◆ **Written request**:
The listing below is to be output in its exact form.

◆ **Stored entries**:
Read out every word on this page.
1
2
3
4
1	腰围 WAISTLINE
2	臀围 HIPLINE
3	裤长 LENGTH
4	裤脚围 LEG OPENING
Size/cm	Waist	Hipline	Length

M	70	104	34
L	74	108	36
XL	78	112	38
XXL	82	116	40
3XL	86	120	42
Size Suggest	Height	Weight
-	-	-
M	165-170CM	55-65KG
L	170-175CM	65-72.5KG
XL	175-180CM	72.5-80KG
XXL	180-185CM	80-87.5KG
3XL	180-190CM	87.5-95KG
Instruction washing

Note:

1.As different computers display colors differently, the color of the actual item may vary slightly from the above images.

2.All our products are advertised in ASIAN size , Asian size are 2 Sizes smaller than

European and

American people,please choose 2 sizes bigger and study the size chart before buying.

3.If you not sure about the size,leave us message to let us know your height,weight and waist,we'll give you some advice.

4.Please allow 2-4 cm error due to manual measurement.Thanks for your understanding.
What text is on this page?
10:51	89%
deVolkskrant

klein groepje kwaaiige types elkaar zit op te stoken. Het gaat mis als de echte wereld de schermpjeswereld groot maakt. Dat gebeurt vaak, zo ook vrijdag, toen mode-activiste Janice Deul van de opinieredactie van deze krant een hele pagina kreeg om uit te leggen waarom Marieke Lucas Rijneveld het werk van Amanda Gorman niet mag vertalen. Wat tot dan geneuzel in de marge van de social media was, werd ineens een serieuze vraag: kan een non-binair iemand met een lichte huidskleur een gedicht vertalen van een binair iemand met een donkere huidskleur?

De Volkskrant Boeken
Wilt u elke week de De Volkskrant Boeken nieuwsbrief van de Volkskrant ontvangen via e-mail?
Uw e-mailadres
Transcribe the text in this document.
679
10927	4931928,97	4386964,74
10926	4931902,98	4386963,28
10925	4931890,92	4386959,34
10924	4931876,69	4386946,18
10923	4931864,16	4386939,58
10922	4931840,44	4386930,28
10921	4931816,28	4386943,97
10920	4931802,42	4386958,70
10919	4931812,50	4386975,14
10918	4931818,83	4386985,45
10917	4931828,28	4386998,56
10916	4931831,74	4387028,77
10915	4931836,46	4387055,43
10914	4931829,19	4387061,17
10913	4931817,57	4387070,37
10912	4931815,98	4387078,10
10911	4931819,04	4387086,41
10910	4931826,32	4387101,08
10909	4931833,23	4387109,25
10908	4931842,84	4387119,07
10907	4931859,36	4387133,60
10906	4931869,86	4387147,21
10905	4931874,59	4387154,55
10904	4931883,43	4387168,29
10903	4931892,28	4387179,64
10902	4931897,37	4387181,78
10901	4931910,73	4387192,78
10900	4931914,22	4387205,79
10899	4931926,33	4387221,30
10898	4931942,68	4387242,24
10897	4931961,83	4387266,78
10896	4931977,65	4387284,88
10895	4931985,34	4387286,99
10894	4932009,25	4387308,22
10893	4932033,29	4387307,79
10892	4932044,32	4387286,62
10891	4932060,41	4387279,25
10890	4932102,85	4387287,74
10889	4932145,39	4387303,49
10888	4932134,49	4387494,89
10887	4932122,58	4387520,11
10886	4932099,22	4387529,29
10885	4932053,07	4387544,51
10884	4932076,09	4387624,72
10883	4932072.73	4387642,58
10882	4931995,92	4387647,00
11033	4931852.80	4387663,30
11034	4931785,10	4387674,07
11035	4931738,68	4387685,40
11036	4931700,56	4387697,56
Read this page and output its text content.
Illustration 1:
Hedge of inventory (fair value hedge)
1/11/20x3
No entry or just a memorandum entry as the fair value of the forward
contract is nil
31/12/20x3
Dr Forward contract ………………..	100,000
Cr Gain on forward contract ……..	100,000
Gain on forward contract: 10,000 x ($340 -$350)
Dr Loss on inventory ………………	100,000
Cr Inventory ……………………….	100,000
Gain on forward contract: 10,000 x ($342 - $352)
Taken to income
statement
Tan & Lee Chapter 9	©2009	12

◆ **Exercise solution**:
Read out every word on this page.
1
2
3
4
1	腰围 WAISTLINE
2	臀围 HIPLINE
3	裤长 LENGTH
4	裤脚围 LEG OPENING
Size/cm	Waist	Hipline	Length

M	70	104	34
L	74	108	36
XL	78	112	38
XXL	82	116	40
3XL	86	120	42
Size Suggest	Height	Weight
-	-	-
M	165-170CM	55-65KG
L	170-175CM	65-72.5KG
XL	175-180CM	72.5-80KG
XXL	180-185CM	80-87.5KG
3XL	180-190CM	87.5-95KG
Instruction washing

Note:

1.As different computers display colors differently, the color of the actual item may vary slightly from the above images.

2.All our products are advertised in ASIAN size , Asian size are 2 Sizes smaller than

European and

American people,please choose 2 sizes bigger and study the size chart before buying.

3.If you not sure about the size,leave us message to let us know your height,weight and waist,we'll give you some advice.

4.Please allow 2-4 cm error due to manual measurement.Thanks for your understanding.
What text is on this page?
10:51	89%
deVolkskrant

klein groepje kwaaiige types elkaar zit op te stoken. Het gaat mis als de echte wereld de schermpjeswereld groot maakt. Dat gebeurt vaak, zo ook vrijdag, toen mode-activiste Janice Deul van de opinieredactie van deze krant een hele pagina kreeg om uit te leggen waarom Marieke Lucas Rijneveld het werk van Amanda Gorman niet mag vertalen. Wat tot dan geneuzel in de marge van de social media was, werd ineens een serieuze vraag: kan een non-binair iemand met een lichte huidskleur een gedicht vertalen van een binair iemand met een donkere huidskleur?

De Volkskrant Boeken
Wilt u elke week de De Volkskrant Boeken nieuwsbrief van de Volkskrant ontvangen via e-mail?
Uw e-mailadres
Transcribe the text in this document.
679
10927	4931928,97	4386964,74
10926	4931902,98	4386963,28
10925	4931890,92	4386959,34
10924	4931876,69	4386946,18
10923	4931864,16	4386939,58
10922	4931840,44	4386930,28
10921	4931816,28	4386943,97
10920	4931802,42	4386958,70
10919	4931812,50	4386975,14
10918	4931818,83	4386985,45
10917	4931828,28	4386998,56
10916	4931831,74	4387028,77
10915	4931836,46	4387055,43
10914	4931829,19	4387061,17
10913	4931817,57	4387070,37
10912	4931815,98	4387078,10
10911	4931819,04	4387086,41
10910	4931826,32	4387101,08
10909	4931833,23	4387109,25
10908	4931842,84	4387119,07
10907	4931859,36	4387133,60
10906	4931869,86	4387147,21
10905	4931874,59	4387154,55
10904	4931883,43	4387168,29
10903	4931892,28	4387179,64
10902	4931897,37	4387181,78
10901	4931910,73	4387192,78
10900	4931914,22	4387205,79
10899	4931926,33	4387221,30
10898	4931942,68	4387242,24
10897	4931961,83	4387266,78
10896	4931977,65	4387284,88
10895	4931985,34	4387286,99
10894	4932009,25	4387308,22
10893	4932033,29	4387307,79
10892	4932044,32	4387286,62
10891	4932060,41	4387279,25
10890	4932102,85	4387287,74
10889	4932145,39	4387303,49
10888	4932134,49	4387494,89
10887	4932122,58	4387520,11
10886	4932099,22	4387529,29
10885	4932053,07	4387544,51
10884	4932076,09	4387624,72
10883	4932072.73	4387642,58
10882	4931995,92	4387647,00
11033	4931852.80	4387663,30
11034	4931785,10	4387674,07
11035	4931738,68	4387685,40
11036	4931700,56	4387697,56
Read this page and output its text content.
Illustration 1:
Hedge of inventory (fair value hedge)
1/11/20x3
No entry or just a memorandum entry as the fair value of the forward
contract is nil
31/12/20x3
Dr Forward contract ………………..	100,000
Cr Gain on forward contract ……..	100,000
Gain on forward contract: 10,000 x ($340 -$350)
Dr Loss on inventory ………………	100,000
Cr Inventory ……………………….	100,000
Gain on forward contract: 10,000 x ($342 - $352)
Taken to income
statement
Tan & Lee Chapter 9	©2009	12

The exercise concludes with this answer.